- Task objective: Copy out the lines that include the word "name".

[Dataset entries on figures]
------------------------------------------------------------------------

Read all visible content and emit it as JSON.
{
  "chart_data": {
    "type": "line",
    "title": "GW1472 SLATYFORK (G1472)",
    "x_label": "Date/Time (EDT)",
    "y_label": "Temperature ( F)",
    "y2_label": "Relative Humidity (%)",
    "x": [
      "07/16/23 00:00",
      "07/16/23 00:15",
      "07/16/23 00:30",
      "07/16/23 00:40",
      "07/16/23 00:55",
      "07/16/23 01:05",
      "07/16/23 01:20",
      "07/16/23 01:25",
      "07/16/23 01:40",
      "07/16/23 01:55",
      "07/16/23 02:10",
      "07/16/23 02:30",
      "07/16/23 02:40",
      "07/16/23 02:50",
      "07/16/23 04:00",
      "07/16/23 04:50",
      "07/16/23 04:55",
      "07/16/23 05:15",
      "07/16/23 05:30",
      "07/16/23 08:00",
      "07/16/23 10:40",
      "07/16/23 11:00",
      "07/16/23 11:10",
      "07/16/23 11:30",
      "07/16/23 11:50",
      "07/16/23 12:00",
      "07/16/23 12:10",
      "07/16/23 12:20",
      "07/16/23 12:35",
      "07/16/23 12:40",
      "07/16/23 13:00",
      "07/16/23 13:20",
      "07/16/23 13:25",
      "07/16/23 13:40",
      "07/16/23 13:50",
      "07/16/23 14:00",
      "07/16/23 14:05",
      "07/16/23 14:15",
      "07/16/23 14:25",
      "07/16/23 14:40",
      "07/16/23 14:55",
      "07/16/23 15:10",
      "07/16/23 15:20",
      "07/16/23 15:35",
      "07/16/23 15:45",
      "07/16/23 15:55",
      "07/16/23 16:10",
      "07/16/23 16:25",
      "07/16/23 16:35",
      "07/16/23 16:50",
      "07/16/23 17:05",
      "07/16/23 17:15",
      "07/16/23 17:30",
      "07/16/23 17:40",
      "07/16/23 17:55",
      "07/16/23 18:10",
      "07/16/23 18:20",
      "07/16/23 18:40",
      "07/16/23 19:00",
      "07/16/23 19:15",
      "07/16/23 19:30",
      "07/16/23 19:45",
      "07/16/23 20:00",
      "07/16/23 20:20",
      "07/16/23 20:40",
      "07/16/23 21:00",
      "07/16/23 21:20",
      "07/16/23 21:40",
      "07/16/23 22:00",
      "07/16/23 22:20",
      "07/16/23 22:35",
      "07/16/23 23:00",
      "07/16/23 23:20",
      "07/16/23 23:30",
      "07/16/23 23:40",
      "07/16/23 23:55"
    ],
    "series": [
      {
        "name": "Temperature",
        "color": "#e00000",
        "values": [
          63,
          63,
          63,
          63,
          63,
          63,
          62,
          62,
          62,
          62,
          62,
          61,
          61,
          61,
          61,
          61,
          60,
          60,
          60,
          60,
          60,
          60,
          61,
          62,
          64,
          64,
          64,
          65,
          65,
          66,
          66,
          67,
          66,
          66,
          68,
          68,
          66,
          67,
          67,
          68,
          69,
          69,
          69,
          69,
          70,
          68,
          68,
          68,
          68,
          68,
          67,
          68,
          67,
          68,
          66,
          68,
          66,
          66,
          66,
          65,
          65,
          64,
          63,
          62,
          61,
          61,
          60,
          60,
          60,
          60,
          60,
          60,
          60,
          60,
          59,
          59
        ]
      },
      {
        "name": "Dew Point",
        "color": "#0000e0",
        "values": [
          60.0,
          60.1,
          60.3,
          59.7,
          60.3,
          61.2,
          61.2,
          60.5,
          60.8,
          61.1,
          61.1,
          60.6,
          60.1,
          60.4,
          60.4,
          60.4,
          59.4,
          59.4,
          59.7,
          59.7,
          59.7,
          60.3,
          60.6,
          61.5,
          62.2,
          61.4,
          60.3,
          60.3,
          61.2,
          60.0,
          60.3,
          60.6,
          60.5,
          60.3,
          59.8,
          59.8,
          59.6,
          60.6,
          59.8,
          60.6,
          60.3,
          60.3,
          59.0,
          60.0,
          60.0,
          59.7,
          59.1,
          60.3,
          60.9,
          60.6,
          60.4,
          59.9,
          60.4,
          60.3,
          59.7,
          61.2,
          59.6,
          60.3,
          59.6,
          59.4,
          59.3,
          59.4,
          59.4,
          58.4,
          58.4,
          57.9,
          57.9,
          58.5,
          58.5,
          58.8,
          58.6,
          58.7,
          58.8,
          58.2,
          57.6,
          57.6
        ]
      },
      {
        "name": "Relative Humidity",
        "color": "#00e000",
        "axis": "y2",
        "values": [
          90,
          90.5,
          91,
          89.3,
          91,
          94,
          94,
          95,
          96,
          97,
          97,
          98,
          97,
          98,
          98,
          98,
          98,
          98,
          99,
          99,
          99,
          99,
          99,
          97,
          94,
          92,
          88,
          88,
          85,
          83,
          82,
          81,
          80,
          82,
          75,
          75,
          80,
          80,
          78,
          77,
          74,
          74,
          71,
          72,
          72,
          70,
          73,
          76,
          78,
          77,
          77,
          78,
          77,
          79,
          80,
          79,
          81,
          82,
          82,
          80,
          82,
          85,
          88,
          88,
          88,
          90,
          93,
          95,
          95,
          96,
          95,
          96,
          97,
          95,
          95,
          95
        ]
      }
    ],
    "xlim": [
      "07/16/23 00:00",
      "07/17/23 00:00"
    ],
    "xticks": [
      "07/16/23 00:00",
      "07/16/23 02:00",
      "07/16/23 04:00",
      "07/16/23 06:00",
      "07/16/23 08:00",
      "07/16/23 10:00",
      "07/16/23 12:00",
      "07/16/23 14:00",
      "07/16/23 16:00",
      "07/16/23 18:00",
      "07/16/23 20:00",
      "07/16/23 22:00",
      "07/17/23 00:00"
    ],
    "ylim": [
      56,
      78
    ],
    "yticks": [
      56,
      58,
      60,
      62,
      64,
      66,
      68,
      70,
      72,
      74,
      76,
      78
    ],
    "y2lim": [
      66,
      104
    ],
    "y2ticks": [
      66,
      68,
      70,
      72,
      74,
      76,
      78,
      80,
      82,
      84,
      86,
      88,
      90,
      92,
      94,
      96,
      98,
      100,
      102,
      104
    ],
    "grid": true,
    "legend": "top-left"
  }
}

------------------------------------------------------------------------

- Result of the exercise:
        "name": "Temperature",
        "name": "Dew Point",
        "name": "Relative Humidity",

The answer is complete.